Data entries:

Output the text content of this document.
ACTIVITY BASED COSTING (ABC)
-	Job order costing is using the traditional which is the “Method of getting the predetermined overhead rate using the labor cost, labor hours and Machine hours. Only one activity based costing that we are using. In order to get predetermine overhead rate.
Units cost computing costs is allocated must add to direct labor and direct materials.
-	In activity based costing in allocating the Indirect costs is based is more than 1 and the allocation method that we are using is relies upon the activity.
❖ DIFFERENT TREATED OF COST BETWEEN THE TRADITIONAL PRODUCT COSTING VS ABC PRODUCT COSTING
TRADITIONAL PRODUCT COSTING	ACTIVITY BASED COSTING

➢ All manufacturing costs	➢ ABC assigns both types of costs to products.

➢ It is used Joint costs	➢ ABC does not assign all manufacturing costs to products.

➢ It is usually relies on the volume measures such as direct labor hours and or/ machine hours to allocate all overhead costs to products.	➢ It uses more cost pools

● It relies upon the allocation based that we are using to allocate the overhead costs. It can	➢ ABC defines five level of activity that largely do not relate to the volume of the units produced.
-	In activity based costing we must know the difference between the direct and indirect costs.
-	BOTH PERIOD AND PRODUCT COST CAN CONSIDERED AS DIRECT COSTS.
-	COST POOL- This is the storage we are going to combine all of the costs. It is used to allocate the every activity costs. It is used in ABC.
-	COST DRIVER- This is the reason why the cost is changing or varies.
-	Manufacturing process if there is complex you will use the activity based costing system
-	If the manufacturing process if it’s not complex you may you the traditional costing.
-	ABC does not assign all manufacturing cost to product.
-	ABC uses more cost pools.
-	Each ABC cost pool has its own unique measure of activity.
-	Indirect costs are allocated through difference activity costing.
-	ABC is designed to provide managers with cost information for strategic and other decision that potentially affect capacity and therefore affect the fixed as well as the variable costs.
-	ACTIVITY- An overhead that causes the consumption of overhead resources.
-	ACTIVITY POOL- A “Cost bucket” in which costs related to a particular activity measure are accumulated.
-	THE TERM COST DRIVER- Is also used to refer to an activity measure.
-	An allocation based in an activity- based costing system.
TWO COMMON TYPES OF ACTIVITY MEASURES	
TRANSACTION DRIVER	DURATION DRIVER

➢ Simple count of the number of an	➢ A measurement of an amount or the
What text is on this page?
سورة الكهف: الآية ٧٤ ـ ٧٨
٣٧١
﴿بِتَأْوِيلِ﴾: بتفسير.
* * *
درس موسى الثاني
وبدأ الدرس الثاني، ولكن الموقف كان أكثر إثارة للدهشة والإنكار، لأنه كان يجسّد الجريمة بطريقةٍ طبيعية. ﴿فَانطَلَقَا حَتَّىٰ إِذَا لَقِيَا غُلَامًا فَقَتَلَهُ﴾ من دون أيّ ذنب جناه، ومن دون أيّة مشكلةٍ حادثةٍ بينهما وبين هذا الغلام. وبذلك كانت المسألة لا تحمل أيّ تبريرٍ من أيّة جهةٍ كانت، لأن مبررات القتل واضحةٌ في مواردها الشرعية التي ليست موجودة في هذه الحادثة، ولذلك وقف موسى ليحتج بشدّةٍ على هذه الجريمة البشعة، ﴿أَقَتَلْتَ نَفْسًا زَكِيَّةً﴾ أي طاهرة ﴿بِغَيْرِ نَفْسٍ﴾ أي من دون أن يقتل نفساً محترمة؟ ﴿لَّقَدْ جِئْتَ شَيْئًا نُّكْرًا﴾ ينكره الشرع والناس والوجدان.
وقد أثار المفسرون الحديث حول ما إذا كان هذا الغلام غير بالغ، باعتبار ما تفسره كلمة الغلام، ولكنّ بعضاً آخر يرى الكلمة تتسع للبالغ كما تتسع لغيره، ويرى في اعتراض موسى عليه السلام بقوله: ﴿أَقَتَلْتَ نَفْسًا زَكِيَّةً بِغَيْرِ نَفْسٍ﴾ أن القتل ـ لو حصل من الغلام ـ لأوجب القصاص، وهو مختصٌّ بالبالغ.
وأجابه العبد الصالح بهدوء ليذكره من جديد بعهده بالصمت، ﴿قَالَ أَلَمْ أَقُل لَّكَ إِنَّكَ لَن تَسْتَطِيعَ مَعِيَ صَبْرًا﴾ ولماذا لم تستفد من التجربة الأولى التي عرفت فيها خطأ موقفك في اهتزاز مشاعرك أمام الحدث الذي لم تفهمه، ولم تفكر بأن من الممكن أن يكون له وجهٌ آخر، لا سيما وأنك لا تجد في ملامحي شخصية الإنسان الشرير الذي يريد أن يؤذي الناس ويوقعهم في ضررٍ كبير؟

- [What the task requires]:
Each line from the one containing "What text is on this page?" to the final line of the entries above must be returned exactly, and no other line may appear.

- [Solved exercise]:
What text is on this page?
سورة الكهف: الآية ٧٤ ـ ٧٨
٣٧١
﴿بِتَأْوِيلِ﴾: بتفسير.
* * *
درس موسى الثاني
وبدأ الدرس الثاني، ولكن الموقف كان أكثر إثارة للدهشة والإنكار، لأنه كان يجسّد الجريمة بطريقةٍ طبيعية. ﴿فَانطَلَقَا حَتَّىٰ إِذَا لَقِيَا غُلَامًا فَقَتَلَهُ﴾ من دون أيّ ذنب جناه، ومن دون أيّة مشكلةٍ حادثةٍ بينهما وبين هذا الغلام. وبذلك كانت المسألة لا تحمل أيّ تبريرٍ من أيّة جهةٍ كانت، لأن مبررات القتل واضحةٌ في مواردها الشرعية التي ليست موجودة في هذه الحادثة، ولذلك وقف موسى ليحتج بشدّةٍ على هذه الجريمة البشعة، ﴿أَقَتَلْتَ نَفْسًا زَكِيَّةً﴾ أي طاهرة ﴿بِغَيْرِ نَفْسٍ﴾ أي من دون أن يقتل نفساً محترمة؟ ﴿لَّقَدْ جِئْتَ شَيْئًا نُّكْرًا﴾ ينكره الشرع والناس والوجدان.
وقد أثار المفسرون الحديث حول ما إذا كان هذا الغلام غير بالغ، باعتبار ما تفسره كلمة الغلام، ولكنّ بعضاً آخر يرى الكلمة تتسع للبالغ كما تتسع لغيره، ويرى في اعتراض موسى عليه السلام بقوله: ﴿أَقَتَلْتَ نَفْسًا زَكِيَّةً بِغَيْرِ نَفْسٍ﴾ أن القتل ـ لو حصل من الغلام ـ لأوجب القصاص، وهو مختصٌّ بالبالغ.
وأجابه العبد الصالح بهدوء ليذكره من جديد بعهده بالصمت، ﴿قَالَ أَلَمْ أَقُل لَّكَ إِنَّكَ لَن تَسْتَطِيعَ مَعِيَ صَبْرًا﴾ ولماذا لم تستفد من التجربة الأولى التي عرفت فيها خطأ موقفك في اهتزاز مشاعرك أمام الحدث الذي لم تفهمه، ولم تفكر بأن من الممكن أن يكون له وجهٌ آخر، لا سيما وأنك لا تجد في ملامحي شخصية الإنسان الشرير الذي يريد أن يؤذي الناس ويوقعهم في ضررٍ كبير؟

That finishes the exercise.